(Layout element listing)
▬▬▬▬▬▬▬▬▬▬

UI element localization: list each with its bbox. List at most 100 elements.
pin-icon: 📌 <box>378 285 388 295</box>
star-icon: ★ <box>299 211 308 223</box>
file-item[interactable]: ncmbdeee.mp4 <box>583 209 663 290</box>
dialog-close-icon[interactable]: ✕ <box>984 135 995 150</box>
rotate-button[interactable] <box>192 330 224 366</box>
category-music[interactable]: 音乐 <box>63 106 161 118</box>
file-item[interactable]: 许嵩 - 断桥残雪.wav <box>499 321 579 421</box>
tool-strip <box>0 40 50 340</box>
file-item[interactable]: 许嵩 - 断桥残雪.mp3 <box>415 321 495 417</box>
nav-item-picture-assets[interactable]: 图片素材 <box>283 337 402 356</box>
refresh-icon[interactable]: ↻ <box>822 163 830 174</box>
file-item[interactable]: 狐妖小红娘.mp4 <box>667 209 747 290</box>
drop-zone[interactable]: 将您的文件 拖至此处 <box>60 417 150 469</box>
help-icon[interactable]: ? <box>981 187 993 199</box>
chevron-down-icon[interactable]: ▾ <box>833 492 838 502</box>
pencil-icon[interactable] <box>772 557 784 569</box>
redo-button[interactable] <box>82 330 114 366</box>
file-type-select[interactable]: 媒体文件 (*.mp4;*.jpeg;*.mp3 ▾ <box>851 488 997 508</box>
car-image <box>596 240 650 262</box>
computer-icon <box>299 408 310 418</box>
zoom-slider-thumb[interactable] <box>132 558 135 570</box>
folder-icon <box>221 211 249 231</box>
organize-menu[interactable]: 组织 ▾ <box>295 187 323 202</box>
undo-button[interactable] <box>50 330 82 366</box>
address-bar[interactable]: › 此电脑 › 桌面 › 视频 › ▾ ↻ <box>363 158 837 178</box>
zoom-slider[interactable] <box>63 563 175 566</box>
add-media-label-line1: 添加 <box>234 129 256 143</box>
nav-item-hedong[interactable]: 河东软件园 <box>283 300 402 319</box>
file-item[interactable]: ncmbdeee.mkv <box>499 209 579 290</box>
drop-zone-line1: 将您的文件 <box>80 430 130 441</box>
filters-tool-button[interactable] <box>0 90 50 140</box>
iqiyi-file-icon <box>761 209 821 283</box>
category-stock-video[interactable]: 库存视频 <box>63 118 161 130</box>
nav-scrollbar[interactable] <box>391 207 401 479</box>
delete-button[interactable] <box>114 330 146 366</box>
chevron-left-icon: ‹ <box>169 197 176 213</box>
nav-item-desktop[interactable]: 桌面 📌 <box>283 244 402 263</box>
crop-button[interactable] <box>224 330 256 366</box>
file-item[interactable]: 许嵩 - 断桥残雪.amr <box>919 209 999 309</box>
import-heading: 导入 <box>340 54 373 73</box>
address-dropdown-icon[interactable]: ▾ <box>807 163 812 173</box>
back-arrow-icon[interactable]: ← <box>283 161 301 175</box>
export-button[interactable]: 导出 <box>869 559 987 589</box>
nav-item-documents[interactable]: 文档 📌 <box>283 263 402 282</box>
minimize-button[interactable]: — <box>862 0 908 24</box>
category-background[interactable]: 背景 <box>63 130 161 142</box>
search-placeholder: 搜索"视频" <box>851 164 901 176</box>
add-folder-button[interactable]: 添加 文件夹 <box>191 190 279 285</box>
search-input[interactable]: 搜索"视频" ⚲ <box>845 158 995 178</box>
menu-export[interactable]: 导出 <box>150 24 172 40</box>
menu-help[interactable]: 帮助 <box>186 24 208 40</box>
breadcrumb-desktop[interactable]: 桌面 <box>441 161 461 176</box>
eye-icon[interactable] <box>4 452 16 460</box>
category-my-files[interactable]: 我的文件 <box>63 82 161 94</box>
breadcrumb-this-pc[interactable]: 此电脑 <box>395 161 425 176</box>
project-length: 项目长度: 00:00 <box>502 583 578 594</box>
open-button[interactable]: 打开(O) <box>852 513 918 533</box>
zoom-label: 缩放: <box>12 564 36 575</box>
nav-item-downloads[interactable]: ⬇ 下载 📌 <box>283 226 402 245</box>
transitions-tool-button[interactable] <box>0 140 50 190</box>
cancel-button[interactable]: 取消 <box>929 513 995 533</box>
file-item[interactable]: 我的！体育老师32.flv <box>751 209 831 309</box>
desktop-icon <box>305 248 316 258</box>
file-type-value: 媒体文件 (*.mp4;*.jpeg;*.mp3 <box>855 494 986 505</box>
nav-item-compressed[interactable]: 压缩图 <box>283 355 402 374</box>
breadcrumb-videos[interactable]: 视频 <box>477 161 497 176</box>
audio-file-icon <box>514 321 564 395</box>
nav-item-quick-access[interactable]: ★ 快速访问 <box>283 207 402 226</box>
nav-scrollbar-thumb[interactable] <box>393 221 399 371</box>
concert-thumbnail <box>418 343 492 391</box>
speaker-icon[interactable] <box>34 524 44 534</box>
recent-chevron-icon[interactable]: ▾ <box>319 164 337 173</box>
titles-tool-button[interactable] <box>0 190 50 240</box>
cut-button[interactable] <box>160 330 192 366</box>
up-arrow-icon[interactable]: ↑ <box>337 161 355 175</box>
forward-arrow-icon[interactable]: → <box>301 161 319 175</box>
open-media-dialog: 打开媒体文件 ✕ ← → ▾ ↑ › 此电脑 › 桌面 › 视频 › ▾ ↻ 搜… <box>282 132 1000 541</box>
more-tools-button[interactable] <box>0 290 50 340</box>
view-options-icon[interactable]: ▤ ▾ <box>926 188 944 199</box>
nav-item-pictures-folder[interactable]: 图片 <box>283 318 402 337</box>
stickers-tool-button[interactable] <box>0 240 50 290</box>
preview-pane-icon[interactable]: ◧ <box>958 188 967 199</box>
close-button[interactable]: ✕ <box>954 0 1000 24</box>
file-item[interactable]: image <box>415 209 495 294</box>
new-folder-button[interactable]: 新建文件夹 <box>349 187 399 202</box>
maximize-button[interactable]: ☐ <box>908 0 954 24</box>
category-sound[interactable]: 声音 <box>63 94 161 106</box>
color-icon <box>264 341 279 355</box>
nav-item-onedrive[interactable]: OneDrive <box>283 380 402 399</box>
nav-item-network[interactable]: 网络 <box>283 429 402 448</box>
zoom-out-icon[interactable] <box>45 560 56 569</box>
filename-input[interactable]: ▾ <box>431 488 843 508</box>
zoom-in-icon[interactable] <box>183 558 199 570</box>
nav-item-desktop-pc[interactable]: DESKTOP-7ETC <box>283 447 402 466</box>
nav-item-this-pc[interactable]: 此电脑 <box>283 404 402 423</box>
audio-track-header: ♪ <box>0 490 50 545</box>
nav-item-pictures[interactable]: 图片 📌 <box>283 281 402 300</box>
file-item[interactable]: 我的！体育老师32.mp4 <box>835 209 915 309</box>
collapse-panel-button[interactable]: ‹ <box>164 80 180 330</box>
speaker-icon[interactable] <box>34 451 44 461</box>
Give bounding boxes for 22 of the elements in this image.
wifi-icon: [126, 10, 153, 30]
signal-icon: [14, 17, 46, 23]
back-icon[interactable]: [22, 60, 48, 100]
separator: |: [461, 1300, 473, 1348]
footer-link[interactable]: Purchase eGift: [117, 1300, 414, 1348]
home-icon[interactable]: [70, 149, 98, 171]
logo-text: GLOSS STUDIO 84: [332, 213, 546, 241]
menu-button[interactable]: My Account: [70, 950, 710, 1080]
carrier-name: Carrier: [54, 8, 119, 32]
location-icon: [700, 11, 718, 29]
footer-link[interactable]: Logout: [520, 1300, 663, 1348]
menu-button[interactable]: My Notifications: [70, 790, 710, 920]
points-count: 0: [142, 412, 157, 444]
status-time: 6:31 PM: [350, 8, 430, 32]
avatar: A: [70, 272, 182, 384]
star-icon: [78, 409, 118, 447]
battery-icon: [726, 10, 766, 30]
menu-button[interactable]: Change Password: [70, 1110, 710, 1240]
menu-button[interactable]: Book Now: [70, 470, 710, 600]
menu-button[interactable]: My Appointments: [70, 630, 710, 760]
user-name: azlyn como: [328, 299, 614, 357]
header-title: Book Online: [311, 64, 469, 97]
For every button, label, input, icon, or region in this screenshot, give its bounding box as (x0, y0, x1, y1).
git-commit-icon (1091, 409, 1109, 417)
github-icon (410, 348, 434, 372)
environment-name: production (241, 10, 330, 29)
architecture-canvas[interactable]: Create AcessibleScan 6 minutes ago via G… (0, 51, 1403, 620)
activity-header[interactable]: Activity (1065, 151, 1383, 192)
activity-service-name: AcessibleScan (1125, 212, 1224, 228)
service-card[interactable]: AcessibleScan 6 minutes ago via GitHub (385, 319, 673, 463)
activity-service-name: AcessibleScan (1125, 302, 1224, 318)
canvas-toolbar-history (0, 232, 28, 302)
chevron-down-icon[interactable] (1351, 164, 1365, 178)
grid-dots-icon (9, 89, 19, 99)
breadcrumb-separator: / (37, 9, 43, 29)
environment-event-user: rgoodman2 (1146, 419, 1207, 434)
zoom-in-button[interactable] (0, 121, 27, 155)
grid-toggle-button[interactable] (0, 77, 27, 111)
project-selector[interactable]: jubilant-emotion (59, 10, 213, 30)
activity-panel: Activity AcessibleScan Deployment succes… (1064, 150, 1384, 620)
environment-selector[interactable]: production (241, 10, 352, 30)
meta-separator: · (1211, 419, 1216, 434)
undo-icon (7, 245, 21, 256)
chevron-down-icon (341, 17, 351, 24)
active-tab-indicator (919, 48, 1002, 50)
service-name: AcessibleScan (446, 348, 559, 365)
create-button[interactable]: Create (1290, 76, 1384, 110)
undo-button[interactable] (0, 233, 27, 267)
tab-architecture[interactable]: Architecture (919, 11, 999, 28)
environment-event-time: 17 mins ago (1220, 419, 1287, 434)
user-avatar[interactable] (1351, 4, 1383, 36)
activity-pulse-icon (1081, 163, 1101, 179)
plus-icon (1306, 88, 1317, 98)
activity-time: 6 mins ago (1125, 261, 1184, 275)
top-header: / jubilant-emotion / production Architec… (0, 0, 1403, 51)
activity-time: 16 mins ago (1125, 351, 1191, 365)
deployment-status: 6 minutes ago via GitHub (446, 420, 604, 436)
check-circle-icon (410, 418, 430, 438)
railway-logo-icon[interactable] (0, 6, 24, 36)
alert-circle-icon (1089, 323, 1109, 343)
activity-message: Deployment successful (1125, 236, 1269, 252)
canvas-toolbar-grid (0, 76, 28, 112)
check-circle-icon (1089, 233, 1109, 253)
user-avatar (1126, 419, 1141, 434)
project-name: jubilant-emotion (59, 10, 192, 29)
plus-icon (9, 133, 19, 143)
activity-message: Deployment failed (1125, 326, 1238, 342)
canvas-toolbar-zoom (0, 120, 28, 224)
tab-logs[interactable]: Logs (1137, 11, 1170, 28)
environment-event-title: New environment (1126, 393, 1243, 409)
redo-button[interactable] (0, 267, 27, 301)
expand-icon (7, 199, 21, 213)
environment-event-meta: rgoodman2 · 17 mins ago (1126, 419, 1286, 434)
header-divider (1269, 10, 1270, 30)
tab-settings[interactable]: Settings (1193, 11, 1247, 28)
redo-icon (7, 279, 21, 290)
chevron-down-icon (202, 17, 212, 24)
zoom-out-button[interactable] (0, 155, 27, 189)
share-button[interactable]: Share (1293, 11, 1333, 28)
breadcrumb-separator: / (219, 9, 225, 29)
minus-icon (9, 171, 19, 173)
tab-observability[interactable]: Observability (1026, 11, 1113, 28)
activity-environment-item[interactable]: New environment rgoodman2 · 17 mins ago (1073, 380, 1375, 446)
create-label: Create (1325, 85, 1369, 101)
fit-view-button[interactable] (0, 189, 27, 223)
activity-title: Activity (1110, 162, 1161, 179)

▬▬▬▬▬▬▬▬▬▬

What you are asked to do:
Count the lines in the listing above that contain the string "scrollbar". Reply with the number only.

Solution to the exercise:
2